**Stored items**
** START **
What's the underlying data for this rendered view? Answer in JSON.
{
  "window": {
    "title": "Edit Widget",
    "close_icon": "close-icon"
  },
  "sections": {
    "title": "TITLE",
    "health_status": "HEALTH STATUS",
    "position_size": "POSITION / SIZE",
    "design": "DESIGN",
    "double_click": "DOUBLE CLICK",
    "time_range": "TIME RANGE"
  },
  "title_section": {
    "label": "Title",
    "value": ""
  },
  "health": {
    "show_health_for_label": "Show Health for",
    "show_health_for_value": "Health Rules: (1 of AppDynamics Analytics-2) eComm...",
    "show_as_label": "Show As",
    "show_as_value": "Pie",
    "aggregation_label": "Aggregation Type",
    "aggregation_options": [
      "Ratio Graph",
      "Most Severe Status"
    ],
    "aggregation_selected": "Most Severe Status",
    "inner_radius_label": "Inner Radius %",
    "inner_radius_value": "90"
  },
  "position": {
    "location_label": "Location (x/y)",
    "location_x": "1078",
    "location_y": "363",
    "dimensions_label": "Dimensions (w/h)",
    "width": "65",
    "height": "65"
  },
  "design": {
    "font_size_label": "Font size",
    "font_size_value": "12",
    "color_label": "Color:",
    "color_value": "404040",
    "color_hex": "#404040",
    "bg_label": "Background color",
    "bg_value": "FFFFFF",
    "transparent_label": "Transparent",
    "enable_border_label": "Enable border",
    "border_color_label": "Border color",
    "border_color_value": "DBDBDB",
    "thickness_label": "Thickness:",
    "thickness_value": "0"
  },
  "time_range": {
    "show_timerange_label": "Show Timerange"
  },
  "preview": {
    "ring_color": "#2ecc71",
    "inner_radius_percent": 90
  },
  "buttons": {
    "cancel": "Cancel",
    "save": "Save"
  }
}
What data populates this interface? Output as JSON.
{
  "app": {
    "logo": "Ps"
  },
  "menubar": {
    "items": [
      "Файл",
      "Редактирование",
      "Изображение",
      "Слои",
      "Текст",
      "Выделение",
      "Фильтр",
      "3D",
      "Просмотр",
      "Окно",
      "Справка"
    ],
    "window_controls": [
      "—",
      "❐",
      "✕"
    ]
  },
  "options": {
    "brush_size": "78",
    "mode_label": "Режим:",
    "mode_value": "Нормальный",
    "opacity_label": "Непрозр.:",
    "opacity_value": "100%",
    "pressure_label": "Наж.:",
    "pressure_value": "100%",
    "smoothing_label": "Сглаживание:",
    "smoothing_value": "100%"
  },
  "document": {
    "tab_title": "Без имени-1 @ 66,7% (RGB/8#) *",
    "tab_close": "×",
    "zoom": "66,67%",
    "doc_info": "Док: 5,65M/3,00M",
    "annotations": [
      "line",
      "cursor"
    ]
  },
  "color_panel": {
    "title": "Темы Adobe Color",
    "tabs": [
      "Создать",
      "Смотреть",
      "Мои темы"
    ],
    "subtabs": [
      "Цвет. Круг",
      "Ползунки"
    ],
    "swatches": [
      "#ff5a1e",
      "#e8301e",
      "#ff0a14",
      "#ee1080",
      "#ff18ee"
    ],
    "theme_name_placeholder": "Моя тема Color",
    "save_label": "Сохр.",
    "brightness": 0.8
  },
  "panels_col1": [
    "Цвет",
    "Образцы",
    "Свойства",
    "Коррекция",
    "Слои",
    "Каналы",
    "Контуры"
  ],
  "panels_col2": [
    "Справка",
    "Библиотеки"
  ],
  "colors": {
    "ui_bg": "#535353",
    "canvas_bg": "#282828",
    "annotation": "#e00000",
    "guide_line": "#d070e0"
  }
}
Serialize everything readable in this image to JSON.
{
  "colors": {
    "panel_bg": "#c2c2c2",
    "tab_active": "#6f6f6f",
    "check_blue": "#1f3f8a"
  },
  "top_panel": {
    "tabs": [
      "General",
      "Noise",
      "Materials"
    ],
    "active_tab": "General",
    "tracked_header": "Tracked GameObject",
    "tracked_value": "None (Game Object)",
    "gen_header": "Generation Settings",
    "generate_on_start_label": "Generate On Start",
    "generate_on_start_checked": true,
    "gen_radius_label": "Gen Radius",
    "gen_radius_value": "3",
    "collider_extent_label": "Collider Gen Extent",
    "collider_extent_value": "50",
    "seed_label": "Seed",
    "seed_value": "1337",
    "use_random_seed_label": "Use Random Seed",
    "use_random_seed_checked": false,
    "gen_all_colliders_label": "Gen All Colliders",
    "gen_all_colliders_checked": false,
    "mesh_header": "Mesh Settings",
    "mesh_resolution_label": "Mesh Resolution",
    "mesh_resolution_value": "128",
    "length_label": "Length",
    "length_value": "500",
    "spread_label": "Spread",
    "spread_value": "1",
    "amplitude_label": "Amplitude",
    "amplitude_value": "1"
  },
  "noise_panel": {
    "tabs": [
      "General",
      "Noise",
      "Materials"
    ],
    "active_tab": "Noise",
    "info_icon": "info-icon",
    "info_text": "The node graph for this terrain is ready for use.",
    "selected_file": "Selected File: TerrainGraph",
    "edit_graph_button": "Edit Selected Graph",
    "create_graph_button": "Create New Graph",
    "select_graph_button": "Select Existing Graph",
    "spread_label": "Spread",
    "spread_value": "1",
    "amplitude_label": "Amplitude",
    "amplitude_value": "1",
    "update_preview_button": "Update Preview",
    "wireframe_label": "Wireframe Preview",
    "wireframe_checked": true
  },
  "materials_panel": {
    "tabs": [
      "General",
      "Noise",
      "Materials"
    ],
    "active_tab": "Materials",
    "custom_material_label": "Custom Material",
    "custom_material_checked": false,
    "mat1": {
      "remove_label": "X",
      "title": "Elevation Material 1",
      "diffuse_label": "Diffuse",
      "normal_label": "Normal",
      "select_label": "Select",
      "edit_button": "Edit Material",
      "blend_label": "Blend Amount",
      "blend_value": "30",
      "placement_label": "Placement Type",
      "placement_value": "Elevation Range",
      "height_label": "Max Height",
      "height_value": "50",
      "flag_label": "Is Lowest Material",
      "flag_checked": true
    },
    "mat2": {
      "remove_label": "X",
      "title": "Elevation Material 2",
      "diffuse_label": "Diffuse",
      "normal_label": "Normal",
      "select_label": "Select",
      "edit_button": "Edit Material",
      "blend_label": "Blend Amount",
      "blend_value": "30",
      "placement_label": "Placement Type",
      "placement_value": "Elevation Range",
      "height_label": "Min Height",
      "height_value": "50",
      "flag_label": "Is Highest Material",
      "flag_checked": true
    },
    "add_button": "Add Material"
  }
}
** END **
**OBJECTIVE**
Repeat the data above, word for word.

**WRITTEN ANSWER**
What's the underlying data for this rendered view? Answer in JSON.
{
  "window": {
    "title": "Edit Widget",
    "close_icon": "close-icon"
  },
  "sections": {
    "title": "TITLE",
    "health_status": "HEALTH STATUS",
    "position_size": "POSITION / SIZE",
    "design": "DESIGN",
    "double_click": "DOUBLE CLICK",
    "time_range": "TIME RANGE"
  },
  "title_section": {
    "label": "Title",
    "value": ""
  },
  "health": {
    "show_health_for_label": "Show Health for",
    "show_health_for_value": "Health Rules: (1 of AppDynamics Analytics-2) eComm...",
    "show_as_label": "Show As",
    "show_as_value": "Pie",
    "aggregation_label": "Aggregation Type",
    "aggregation_options": [
      "Ratio Graph",
      "Most Severe Status"
    ],
    "aggregation_selected": "Most Severe Status",
    "inner_radius_label": "Inner Radius %",
    "inner_radius_value": "90"
  },
  "position": {
    "location_label": "Location (x/y)",
    "location_x": "1078",
    "location_y": "363",
    "dimensions_label": "Dimensions (w/h)",
    "width": "65",
    "height": "65"
  },
  "design": {
    "font_size_label": "Font size",
    "font_size_value": "12",
    "color_label": "Color:",
    "color_value": "404040",
    "color_hex": "#404040",
    "bg_label": "Background color",
    "bg_value": "FFFFFF",
    "transparent_label": "Transparent",
    "enable_border_label": "Enable border",
    "border_color_label": "Border color",
    "border_color_value": "DBDBDB",
    "thickness_label": "Thickness:",
    "thickness_value": "0"
  },
  "time_range": {
    "show_timerange_label": "Show Timerange"
  },
  "preview": {
    "ring_color": "#2ecc71",
    "inner_radius_percent": 90
  },
  "buttons": {
    "cancel": "Cancel",
    "save": "Save"
  }
}
What data populates this interface? Output as JSON.
{
  "app": {
    "logo": "Ps"
  },
  "menubar": {
    "items": [
      "Файл",
      "Редактирование",
      "Изображение",
      "Слои",
      "Текст",
      "Выделение",
      "Фильтр",
      "3D",
      "Просмотр",
      "Окно",
      "Справка"
    ],
    "window_controls": [
      "—",
      "❐",
      "✕"
    ]
  },
  "options": {
    "brush_size": "78",
    "mode_label": "Режим:",
    "mode_value": "Нормальный",
    "opacity_label": "Непрозр.:",
    "opacity_value": "100%",
    "pressure_label": "Наж.:",
    "pressure_value": "100%",
    "smoothing_label": "Сглаживание:",
    "smoothing_value": "100%"
  },
  "document": {
    "tab_title": "Без имени-1 @ 66,7% (RGB/8#) *",
    "tab_close": "×",
    "zoom": "66,67%",
    "doc_info": "Док: 5,65M/3,00M",
    "annotations": [
      "line",
      "cursor"
    ]
  },
  "color_panel": {
    "title": "Темы Adobe Color",
    "tabs": [
      "Создать",
      "Смотреть",
      "Мои темы"
    ],
    "subtabs": [
      "Цвет. Круг",
      "Ползунки"
    ],
    "swatches": [
      "#ff5a1e",
      "#e8301e",
      "#ff0a14",
      "#ee1080",
      "#ff18ee"
    ],
    "theme_name_placeholder": "Моя тема Color",
    "save_label": "Сохр.",
    "brightness": 0.8
  },
  "panels_col1": [
    "Цвет",
    "Образцы",
    "Свойства",
    "Коррекция",
    "Слои",
    "Каналы",
    "Контуры"
  ],
  "panels_col2": [
    "Справка",
    "Библиотеки"
  ],
  "colors": {
    "ui_bg": "#535353",
    "canvas_bg": "#282828",
    "annotation": "#e00000",
    "guide_line": "#d070e0"
  }
}
Serialize everything readable in this image to JSON.
{
  "colors": {
    "panel_bg": "#c2c2c2",
    "tab_active": "#6f6f6f",
    "check_blue": "#1f3f8a"
  },
  "top_panel": {
    "tabs": [
      "General",
      "Noise",
      "Materials"
    ],
    "active_tab": "General",
    "tracked_header": "Tracked GameObject",
    "tracked_value": "None (Game Object)",
    "gen_header": "Generation Settings",
    "generate_on_start_label": "Generate On Start",
    "generate_on_start_checked": true,
    "gen_radius_label": "Gen Radius",
    "gen_radius_value": "3",
    "collider_extent_label": "Collider Gen Extent",
    "collider_extent_value": "50",
    "seed_label": "Seed",
    "seed_value": "1337",
    "use_random_seed_label": "Use Random Seed",
    "use_random_seed_checked": false,
    "gen_all_colliders_label": "Gen All Colliders",
    "gen_all_colliders_checked": false,
    "mesh_header": "Mesh Settings",
    "mesh_resolution_label": "Mesh Resolution",
    "mesh_resolution_value": "128",
    "length_label": "Length",
    "length_value": "500",
    "spread_label": "Spread",
    "spread_value": "1",
    "amplitude_label": "Amplitude",
    "amplitude_value": "1"
  },
  "noise_panel": {
    "tabs": [
      "General",
      "Noise",
      "Materials"
    ],
    "active_tab": "Noise",
    "info_icon": "info-icon",
    "info_text": "The node graph for this terrain is ready for use.",
    "selected_file": "Selected File: TerrainGraph",
    "edit_graph_button": "Edit Selected Graph",
    "create_graph_button": "Create New Graph",
    "select_graph_button": "Select Existing Graph",
    "spread_label": "Spread",
    "spread_value": "1",
    "amplitude_label": "Amplitude",
    "amplitude_value": "1",
    "update_preview_button": "Update Preview",
    "wireframe_label": "Wireframe Preview",
    "wireframe_checked": true
  },
  "materials_panel": {
    "tabs": [
      "General",
      "Noise",
      "Materials"
    ],
    "active_tab": "Materials",
    "custom_material_label": "Custom Material",
    "custom_material_checked": false,
    "mat1": {
      "remove_label": "X",
      "title": "Elevation Material 1",
      "diffuse_label": "Diffuse",
      "normal_label": "Normal",
      "select_label": "Select",
      "edit_button": "Edit Material",
      "blend_label": "Blend Amount",
      "blend_value": "30",
      "placement_label": "Placement Type",
      "placement_value": "Elevation Range",
      "height_label": "Max Height",
      "height_value": "50",
      "flag_label": "Is Lowest Material",
      "flag_checked": true
    },
    "mat2": {
      "remove_label": "X",
      "title": "Elevation Material 2",
      "diffuse_label": "Diffuse",
      "normal_label": "Normal",
      "select_label": "Select",
      "edit_button": "Edit Material",
      "blend_label": "Blend Amount",
      "blend_value": "30",
      "placement_label": "Placement Type",
      "placement_value": "Elevation Range",
      "height_label": "Min Height",
      "height_value": "50",
      "flag_label": "Is Highest Material",
      "flag_checked": true
    },
    "add_button": "Add Material"
  }
}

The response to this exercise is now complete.